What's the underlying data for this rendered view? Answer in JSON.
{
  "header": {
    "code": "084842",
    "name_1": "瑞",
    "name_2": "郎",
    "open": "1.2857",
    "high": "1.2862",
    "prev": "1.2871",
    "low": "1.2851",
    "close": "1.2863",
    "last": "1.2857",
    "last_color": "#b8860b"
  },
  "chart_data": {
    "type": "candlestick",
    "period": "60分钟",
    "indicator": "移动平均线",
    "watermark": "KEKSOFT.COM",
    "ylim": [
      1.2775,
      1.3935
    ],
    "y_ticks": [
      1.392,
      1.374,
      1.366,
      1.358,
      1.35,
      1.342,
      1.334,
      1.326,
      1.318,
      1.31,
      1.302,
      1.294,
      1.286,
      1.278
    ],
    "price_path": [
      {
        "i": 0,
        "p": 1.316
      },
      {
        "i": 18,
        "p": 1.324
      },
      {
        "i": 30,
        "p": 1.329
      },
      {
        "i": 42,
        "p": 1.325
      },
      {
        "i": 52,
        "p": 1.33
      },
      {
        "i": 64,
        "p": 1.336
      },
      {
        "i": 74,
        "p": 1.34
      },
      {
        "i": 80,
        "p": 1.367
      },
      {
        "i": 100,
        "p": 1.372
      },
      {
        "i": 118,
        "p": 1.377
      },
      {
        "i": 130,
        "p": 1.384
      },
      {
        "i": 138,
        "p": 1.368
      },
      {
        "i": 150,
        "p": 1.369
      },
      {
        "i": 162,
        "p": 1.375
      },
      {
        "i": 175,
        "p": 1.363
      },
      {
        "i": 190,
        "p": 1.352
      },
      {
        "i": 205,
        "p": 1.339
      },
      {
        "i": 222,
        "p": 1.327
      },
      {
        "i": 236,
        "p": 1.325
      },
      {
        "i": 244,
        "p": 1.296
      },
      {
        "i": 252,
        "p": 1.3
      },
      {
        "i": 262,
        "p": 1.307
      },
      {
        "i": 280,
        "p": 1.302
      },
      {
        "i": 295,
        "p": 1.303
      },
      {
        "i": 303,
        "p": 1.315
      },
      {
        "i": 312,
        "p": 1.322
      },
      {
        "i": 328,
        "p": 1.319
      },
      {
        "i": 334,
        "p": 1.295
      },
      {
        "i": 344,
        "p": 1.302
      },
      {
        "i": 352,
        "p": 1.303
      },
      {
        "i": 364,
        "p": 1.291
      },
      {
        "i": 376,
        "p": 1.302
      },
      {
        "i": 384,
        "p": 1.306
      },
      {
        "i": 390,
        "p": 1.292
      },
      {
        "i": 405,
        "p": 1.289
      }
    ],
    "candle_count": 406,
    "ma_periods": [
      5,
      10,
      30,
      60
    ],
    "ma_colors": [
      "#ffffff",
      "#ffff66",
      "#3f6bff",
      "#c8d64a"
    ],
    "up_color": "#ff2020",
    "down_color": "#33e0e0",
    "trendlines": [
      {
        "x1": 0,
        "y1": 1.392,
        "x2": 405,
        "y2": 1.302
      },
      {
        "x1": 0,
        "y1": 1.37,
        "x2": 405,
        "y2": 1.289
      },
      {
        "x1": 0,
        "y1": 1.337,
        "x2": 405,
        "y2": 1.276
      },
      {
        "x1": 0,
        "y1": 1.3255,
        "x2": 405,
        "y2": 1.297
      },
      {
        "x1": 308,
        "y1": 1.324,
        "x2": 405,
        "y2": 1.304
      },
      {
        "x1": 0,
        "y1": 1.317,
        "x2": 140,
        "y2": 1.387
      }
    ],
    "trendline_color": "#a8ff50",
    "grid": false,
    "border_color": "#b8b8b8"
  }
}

• • •

• INSTRUCTION
Output each entry precisely as given.

• ANSWER
What's the underlying data for this rendered view? Answer in JSON.
{
  "header": {
    "code": "084842",
    "name_1": "瑞",
    "name_2": "郎",
    "open": "1.2857",
    "high": "1.2862",
    "prev": "1.2871",
    "low": "1.2851",
    "close": "1.2863",
    "last": "1.2857",
    "last_color": "#b8860b"
  },
  "chart_data": {
    "type": "candlestick",
    "period": "60分钟",
    "indicator": "移动平均线",
    "watermark": "KEKSOFT.COM",
    "ylim": [
      1.2775,
      1.3935
    ],
    "y_ticks": [
      1.392,
      1.374,
      1.366,
      1.358,
      1.35,
      1.342,
      1.334,
      1.326,
      1.318,
      1.31,
      1.302,
      1.294,
      1.286,
      1.278
    ],
    "price_path": [
      {
        "i": 0,
        "p": 1.316
      },
      {
        "i": 18,
        "p": 1.324
      },
      {
        "i": 30,
        "p": 1.329
      },
      {
        "i": 42,
        "p": 1.325
      },
      {
        "i": 52,
        "p": 1.33
      },
      {
        "i": 64,
        "p": 1.336
      },
      {
        "i": 74,
        "p": 1.34
      },
      {
        "i": 80,
        "p": 1.367
      },
      {
        "i": 100,
        "p": 1.372
      },
      {
        "i": 118,
        "p": 1.377
      },
      {
        "i": 130,
        "p": 1.384
      },
      {
        "i": 138,
        "p": 1.368
      },
      {
        "i": 150,
        "p": 1.369
      },
      {
        "i": 162,
        "p": 1.375
      },
      {
        "i": 175,
        "p": 1.363
      },
      {
        "i": 190,
        "p": 1.352
      },
      {
        "i": 205,
        "p": 1.339
      },
      {
        "i": 222,
        "p": 1.327
      },
      {
        "i": 236,
        "p": 1.325
      },
      {
        "i": 244,
        "p": 1.296
      },
      {
        "i": 252,
        "p": 1.3
      },
      {
        "i": 262,
        "p": 1.307
      },
      {
        "i": 280,
        "p": 1.302
      },
      {
        "i": 295,
        "p": 1.303
      },
      {
        "i": 303,
        "p": 1.315
      },
      {
        "i": 312,
        "p": 1.322
      },
      {
        "i": 328,
        "p": 1.319
      },
      {
        "i": 334,
        "p": 1.295
      },
      {
        "i": 344,
        "p": 1.302
      },
      {
        "i": 352,
        "p": 1.303
      },
      {
        "i": 364,
        "p": 1.291
      },
      {
        "i": 376,
        "p": 1.302
      },
      {
        "i": 384,
        "p": 1.306
      },
      {
        "i": 390,
        "p": 1.292
      },
      {
        "i": 405,
        "p": 1.289
      }
    ],
    "candle_count": 406,
    "ma_periods": [
      5,
      10,
      30,
      60
    ],
    "ma_colors": [
      "#ffffff",
      "#ffff66",
      "#3f6bff",
      "#c8d64a"
    ],
    "up_color": "#ff2020",
    "down_color": "#33e0e0",
    "trendlines": [
      {
        "x1": 0,
        "y1": 1.392,
        "x2": 405,
        "y2": 1.302
      },
      {
        "x1": 0,
        "y1": 1.37,
        "x2": 405,
        "y2": 1.289
      },
      {
        "x1": 0,
        "y1": 1.337,
        "x2": 405,
        "y2": 1.276
      },
      {
        "x1": 0,
        "y1": 1.3255,
        "x2": 405,
        "y2": 1.297
      },
      {
        "x1": 308,
        "y1": 1.324,
        "x2": 405,
        "y2": 1.304
      },
      {
        "x1": 0,
        "y1": 1.317,
        "x2": 140,
        "y2": 1.387
      }
    ],
    "trendline_color": "#a8ff50",
    "grid": false,
    "border_color": "#b8b8b8"
  }
}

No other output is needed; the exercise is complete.